Dataset rows about figures:
________________________
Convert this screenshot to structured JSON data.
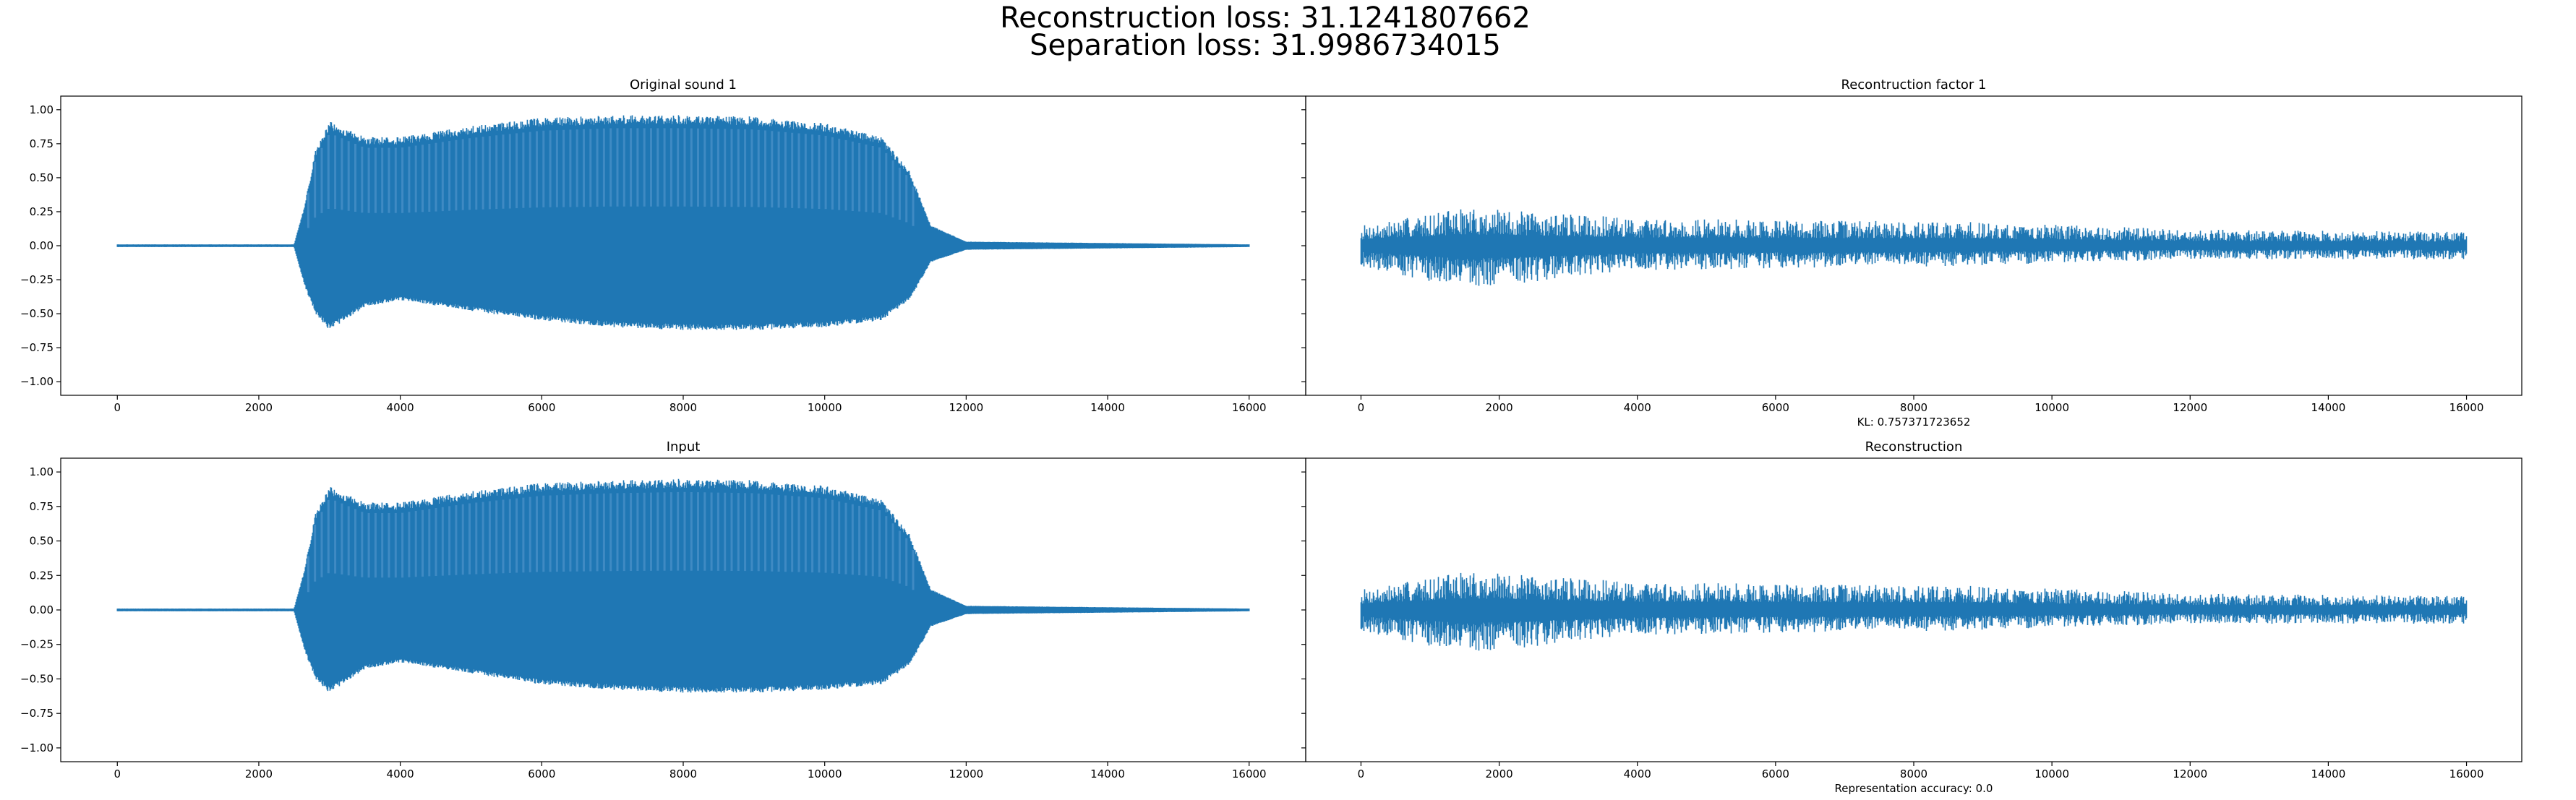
{
  "figure": {
    "suptitle_lines": [
      "Reconstruction loss: 31.1241807662",
      "Separation loss: 31.9986734015"
    ]
  },
  "colors": {
    "line": "#1f77b4",
    "axes": "#000000"
  },
  "chart_data": [
    {
      "type": "line",
      "title": "Original sound 1",
      "xlabel": "",
      "ylabel": "",
      "xlim": [
        -800,
        16800
      ],
      "ylim": [
        -1.1,
        1.1
      ],
      "xticks": [
        0,
        2000,
        4000,
        6000,
        8000,
        10000,
        12000,
        14000,
        16000
      ],
      "yticks": [
        -1.0,
        -0.75,
        -0.5,
        -0.25,
        0.0,
        0.25,
        0.5,
        0.75,
        1.0
      ],
      "ytick_labels": [
        "−1.00",
        "−0.75",
        "−0.50",
        "−0.25",
        "0.00",
        "0.25",
        "0.50",
        "0.75",
        "1.00"
      ],
      "show_yticklabels": true,
      "grid": false,
      "waveform": {
        "samples": 16000,
        "envelope": [
          {
            "x": 0,
            "upper": 0.01,
            "lower": -0.01
          },
          {
            "x": 2500,
            "upper": 0.01,
            "lower": -0.01
          },
          {
            "x": 2650,
            "upper": 0.3,
            "lower": -0.3
          },
          {
            "x": 2800,
            "upper": 0.7,
            "lower": -0.5
          },
          {
            "x": 3000,
            "upper": 0.92,
            "lower": -0.62
          },
          {
            "x": 3500,
            "upper": 0.8,
            "lower": -0.45
          },
          {
            "x": 4000,
            "upper": 0.8,
            "lower": -0.4
          },
          {
            "x": 5000,
            "upper": 0.88,
            "lower": -0.48
          },
          {
            "x": 6000,
            "upper": 0.94,
            "lower": -0.55
          },
          {
            "x": 7000,
            "upper": 0.96,
            "lower": -0.6
          },
          {
            "x": 8000,
            "upper": 0.96,
            "lower": -0.62
          },
          {
            "x": 9000,
            "upper": 0.95,
            "lower": -0.62
          },
          {
            "x": 10000,
            "upper": 0.9,
            "lower": -0.6
          },
          {
            "x": 10800,
            "upper": 0.8,
            "lower": -0.55
          },
          {
            "x": 11200,
            "upper": 0.55,
            "lower": -0.4
          },
          {
            "x": 11500,
            "upper": 0.15,
            "lower": -0.12
          },
          {
            "x": 12000,
            "upper": 0.03,
            "lower": -0.03
          },
          {
            "x": 16000,
            "upper": 0.01,
            "lower": -0.01
          }
        ]
      }
    },
    {
      "type": "line",
      "title": "Recontruction factor 1",
      "xlabel": "KL: 0.757371723652",
      "ylabel": "",
      "xlim": [
        -800,
        16800
      ],
      "ylim": [
        -1.1,
        1.1
      ],
      "xticks": [
        0,
        2000,
        4000,
        6000,
        8000,
        10000,
        12000,
        14000,
        16000
      ],
      "yticks": [
        -1.0,
        -0.75,
        -0.5,
        -0.25,
        0.0,
        0.25,
        0.5,
        0.75,
        1.0
      ],
      "show_yticklabels": false,
      "grid": false,
      "waveform": {
        "samples": 16000,
        "envelope": [
          {
            "x": 0,
            "upper": 0.15,
            "lower": -0.15
          },
          {
            "x": 1500,
            "upper": 0.28,
            "lower": -0.32
          },
          {
            "x": 4000,
            "upper": 0.2,
            "lower": -0.18
          },
          {
            "x": 8500,
            "upper": 0.18,
            "lower": -0.15
          },
          {
            "x": 12000,
            "upper": 0.12,
            "lower": -0.1
          },
          {
            "x": 16000,
            "upper": 0.1,
            "lower": -0.1
          }
        ]
      }
    },
    {
      "type": "line",
      "title": "Input",
      "xlabel": "",
      "ylabel": "",
      "xlim": [
        -800,
        16800
      ],
      "ylim": [
        -1.1,
        1.1
      ],
      "xticks": [
        0,
        2000,
        4000,
        6000,
        8000,
        10000,
        12000,
        14000,
        16000
      ],
      "yticks": [
        -1.0,
        -0.75,
        -0.5,
        -0.25,
        0.0,
        0.25,
        0.5,
        0.75,
        1.0
      ],
      "ytick_labels": [
        "−1.00",
        "−0.75",
        "−0.50",
        "−0.25",
        "0.00",
        "0.25",
        "0.50",
        "0.75",
        "1.00"
      ],
      "show_yticklabels": true,
      "grid": false,
      "waveform": {
        "samples": 16000,
        "envelope": [
          {
            "x": 0,
            "upper": 0.01,
            "lower": -0.01
          },
          {
            "x": 2500,
            "upper": 0.01,
            "lower": -0.01
          },
          {
            "x": 2650,
            "upper": 0.3,
            "lower": -0.3
          },
          {
            "x": 2800,
            "upper": 0.7,
            "lower": -0.5
          },
          {
            "x": 3000,
            "upper": 0.9,
            "lower": -0.6
          },
          {
            "x": 3500,
            "upper": 0.78,
            "lower": -0.43
          },
          {
            "x": 4000,
            "upper": 0.78,
            "lower": -0.38
          },
          {
            "x": 5000,
            "upper": 0.86,
            "lower": -0.46
          },
          {
            "x": 6000,
            "upper": 0.92,
            "lower": -0.54
          },
          {
            "x": 7000,
            "upper": 0.94,
            "lower": -0.58
          },
          {
            "x": 8000,
            "upper": 0.95,
            "lower": -0.6
          },
          {
            "x": 9000,
            "upper": 0.94,
            "lower": -0.6
          },
          {
            "x": 10000,
            "upper": 0.9,
            "lower": -0.58
          },
          {
            "x": 10800,
            "upper": 0.8,
            "lower": -0.54
          },
          {
            "x": 11200,
            "upper": 0.55,
            "lower": -0.4
          },
          {
            "x": 11500,
            "upper": 0.15,
            "lower": -0.12
          },
          {
            "x": 12000,
            "upper": 0.03,
            "lower": -0.03
          },
          {
            "x": 16000,
            "upper": 0.01,
            "lower": -0.01
          }
        ]
      }
    },
    {
      "type": "line",
      "title": "Reconstruction",
      "xlabel": "Representation accuracy: 0.0",
      "ylabel": "",
      "xlim": [
        -800,
        16800
      ],
      "ylim": [
        -1.1,
        1.1
      ],
      "xticks": [
        0,
        2000,
        4000,
        6000,
        8000,
        10000,
        12000,
        14000,
        16000
      ],
      "yticks": [
        -1.0,
        -0.75,
        -0.5,
        -0.25,
        0.0,
        0.25,
        0.5,
        0.75,
        1.0
      ],
      "show_yticklabels": false,
      "grid": false,
      "waveform": {
        "samples": 16000,
        "envelope": [
          {
            "x": 0,
            "upper": 0.15,
            "lower": -0.15
          },
          {
            "x": 1500,
            "upper": 0.28,
            "lower": -0.32
          },
          {
            "x": 4000,
            "upper": 0.2,
            "lower": -0.18
          },
          {
            "x": 8500,
            "upper": 0.18,
            "lower": -0.15
          },
          {
            "x": 12000,
            "upper": 0.12,
            "lower": -0.1
          },
          {
            "x": 16000,
            "upper": 0.1,
            "lower": -0.1
          }
        ]
      }
    }
  ]
}
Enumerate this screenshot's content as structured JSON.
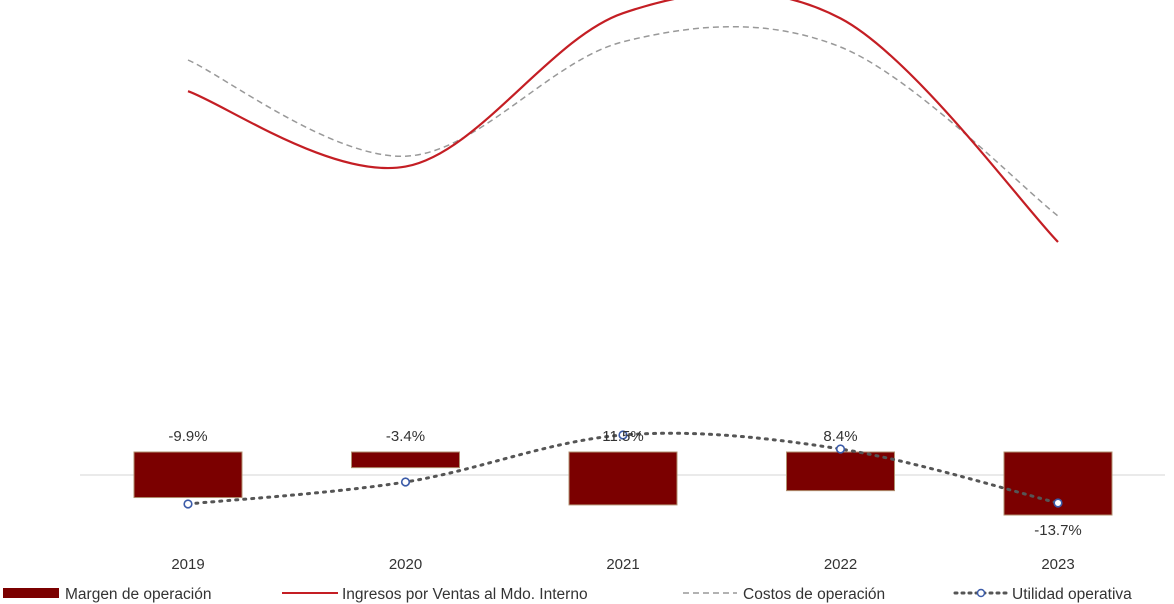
{
  "chart_data": {
    "type": "bar",
    "categories": [
      "2019",
      "2020",
      "2021",
      "2022",
      "2023"
    ],
    "series": [
      {
        "name": "Margen de operación",
        "type": "bar",
        "values": [
          -9.9,
          -3.4,
          11.5,
          8.4,
          -13.7
        ],
        "labels": [
          "-9.9%",
          "-3.4%",
          "11.5%",
          "8.4%",
          "-13.7%"
        ],
        "color": "#7b0000"
      },
      {
        "name": "Ingresos por Ventas al Mdo. Interno",
        "type": "line",
        "values": [
          0.68,
          0.39,
          0.98,
          0.96,
          0.1
        ],
        "color": "#c41e24"
      },
      {
        "name": "Costos de operación",
        "type": "line-dashed",
        "values": [
          0.8,
          0.43,
          0.87,
          0.85,
          0.2
        ],
        "color": "#999999"
      },
      {
        "name": "Utilidad operativa",
        "type": "line-dotted",
        "values": [
          -0.29,
          -0.07,
          0.4,
          0.26,
          -0.28
        ],
        "color": "#555555"
      }
    ],
    "legend_position": "bottom",
    "grid": false
  }
}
________________________
# Description of the task:
Determine how many of the lines above hold the word "xlabel", and output that number by itself.

# Complete output:
4